The problem
Extract all lines that hold "instrument" from the records below.

>>>>>

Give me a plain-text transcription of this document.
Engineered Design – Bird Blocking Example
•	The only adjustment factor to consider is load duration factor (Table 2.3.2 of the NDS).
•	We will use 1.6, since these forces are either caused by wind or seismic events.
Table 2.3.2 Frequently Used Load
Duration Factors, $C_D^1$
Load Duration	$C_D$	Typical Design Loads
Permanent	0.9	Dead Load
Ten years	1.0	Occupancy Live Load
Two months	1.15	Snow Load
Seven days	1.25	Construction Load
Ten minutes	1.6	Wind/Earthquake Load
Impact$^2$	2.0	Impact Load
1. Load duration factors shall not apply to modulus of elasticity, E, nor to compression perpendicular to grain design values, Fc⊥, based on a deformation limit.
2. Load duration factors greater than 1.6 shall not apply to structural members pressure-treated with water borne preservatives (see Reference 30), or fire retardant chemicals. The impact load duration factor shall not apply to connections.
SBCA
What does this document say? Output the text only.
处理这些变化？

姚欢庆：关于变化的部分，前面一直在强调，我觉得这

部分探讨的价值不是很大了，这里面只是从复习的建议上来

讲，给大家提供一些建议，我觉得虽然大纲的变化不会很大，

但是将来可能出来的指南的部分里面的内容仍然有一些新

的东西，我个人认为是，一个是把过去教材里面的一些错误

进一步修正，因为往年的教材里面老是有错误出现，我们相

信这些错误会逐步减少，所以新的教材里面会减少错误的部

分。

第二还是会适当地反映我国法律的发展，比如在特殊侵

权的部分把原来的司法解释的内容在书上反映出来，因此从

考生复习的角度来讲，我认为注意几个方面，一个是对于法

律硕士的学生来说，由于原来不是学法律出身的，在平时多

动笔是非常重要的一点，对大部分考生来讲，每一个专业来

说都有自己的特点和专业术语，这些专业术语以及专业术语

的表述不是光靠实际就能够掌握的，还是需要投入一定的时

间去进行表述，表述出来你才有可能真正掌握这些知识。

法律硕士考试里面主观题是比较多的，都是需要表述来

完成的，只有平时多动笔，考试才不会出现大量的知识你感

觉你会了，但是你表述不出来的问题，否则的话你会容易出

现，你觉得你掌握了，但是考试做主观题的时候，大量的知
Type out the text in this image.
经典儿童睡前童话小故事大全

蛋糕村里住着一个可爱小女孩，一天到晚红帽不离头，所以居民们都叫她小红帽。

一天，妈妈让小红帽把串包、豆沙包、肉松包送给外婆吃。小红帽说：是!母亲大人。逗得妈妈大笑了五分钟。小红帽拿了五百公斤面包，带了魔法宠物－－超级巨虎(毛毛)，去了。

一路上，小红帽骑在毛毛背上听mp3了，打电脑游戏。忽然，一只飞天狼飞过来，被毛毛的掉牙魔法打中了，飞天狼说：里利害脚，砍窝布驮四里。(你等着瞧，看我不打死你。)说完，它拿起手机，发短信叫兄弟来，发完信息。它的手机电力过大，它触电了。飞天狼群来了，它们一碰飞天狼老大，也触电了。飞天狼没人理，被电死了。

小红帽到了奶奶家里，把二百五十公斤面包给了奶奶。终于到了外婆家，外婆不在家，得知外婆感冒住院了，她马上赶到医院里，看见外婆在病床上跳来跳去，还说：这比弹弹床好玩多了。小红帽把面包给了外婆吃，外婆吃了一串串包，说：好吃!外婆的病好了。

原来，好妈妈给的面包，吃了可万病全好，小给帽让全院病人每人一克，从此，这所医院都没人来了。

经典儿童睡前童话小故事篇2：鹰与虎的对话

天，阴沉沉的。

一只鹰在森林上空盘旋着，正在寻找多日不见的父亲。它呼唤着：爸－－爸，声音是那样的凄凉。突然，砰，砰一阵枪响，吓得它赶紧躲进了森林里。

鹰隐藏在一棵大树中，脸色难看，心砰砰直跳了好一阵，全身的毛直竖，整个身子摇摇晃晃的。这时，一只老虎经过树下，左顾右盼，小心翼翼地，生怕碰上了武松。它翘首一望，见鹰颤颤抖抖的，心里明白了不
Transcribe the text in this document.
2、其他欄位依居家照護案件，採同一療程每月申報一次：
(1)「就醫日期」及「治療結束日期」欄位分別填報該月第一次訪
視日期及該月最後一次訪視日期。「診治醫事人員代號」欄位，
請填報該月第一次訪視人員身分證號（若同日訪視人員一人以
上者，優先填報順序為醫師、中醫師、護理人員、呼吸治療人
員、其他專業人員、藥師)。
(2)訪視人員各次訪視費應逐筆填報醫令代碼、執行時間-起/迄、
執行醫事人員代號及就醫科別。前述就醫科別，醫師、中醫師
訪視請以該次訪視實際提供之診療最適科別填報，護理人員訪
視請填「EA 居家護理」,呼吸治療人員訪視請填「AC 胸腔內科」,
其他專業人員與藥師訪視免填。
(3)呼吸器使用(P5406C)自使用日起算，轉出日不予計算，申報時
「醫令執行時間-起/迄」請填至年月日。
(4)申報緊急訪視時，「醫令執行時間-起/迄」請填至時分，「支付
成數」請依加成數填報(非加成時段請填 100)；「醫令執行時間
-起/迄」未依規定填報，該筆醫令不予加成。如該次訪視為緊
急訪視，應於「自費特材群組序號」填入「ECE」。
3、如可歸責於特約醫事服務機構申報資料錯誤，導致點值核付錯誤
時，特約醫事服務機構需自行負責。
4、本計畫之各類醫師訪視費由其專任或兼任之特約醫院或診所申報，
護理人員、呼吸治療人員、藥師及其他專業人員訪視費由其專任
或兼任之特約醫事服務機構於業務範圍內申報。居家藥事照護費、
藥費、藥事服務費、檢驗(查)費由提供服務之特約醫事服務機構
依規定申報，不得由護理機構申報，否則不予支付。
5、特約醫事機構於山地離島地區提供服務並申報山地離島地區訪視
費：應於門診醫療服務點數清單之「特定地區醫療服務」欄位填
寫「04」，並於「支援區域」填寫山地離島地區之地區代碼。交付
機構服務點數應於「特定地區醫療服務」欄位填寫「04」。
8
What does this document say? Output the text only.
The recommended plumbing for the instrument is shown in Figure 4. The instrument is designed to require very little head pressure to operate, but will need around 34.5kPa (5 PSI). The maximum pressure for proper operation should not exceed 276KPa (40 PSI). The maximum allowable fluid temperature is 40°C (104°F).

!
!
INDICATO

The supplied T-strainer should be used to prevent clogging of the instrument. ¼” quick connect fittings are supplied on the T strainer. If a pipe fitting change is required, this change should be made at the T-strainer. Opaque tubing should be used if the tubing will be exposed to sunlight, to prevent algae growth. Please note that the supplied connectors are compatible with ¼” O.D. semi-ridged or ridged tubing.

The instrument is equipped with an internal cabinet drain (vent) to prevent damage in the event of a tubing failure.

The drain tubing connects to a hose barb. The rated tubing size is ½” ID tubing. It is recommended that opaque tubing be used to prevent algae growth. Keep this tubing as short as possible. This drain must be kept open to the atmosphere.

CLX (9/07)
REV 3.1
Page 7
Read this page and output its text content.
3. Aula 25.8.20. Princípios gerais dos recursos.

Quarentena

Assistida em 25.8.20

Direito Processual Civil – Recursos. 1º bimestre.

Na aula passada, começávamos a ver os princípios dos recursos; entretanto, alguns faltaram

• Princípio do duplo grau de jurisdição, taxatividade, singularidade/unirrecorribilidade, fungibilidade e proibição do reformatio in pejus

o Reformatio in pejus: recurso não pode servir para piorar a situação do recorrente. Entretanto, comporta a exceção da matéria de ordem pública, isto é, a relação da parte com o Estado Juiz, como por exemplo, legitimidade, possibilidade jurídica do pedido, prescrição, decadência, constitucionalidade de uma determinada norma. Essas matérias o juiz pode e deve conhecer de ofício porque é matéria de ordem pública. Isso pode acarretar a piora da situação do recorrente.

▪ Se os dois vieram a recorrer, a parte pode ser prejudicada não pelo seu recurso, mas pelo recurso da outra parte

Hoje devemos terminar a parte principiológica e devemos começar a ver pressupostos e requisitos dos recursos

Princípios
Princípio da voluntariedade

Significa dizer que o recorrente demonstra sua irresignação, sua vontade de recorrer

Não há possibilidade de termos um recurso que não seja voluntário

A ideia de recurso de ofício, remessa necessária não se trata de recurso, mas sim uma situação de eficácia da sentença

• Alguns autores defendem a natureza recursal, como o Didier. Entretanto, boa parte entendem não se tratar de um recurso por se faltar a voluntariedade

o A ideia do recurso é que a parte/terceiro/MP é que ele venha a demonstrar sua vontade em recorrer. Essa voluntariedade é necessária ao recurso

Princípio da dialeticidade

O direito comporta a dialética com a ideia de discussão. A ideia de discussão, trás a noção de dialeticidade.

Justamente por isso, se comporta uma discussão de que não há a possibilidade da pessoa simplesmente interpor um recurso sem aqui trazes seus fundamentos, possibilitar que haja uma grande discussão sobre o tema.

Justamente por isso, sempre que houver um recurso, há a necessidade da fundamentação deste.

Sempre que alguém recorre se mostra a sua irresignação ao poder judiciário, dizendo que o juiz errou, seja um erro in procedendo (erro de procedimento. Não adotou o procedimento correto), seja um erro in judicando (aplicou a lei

<<<<<

Final answer
The recommended plumbing for the instrument is shown in Figure 4. The instrument is designed to require very little head pressure to operate, but will need around 34.5kPa (5 PSI). The maximum pressure for proper operation should not exceed 276KPa (40 PSI). The maximum allowable fluid temperature is 40°C (104°F).
The supplied T-strainer should be used to prevent clogging of the instrument. ¼” quick connect fittings are supplied on the T strainer. If a pipe fitting change is required, this change should be made at the T-strainer. Opaque tubing should be used if the tubing will be exposed to sunlight, to prevent algae growth. Please note that the supplied connectors are compatible with ¼” O.D. semi-ridged or ridged tubing.
The instrument is equipped with an internal cabinet drain (vent) to prevent damage in the event of a tubing failure.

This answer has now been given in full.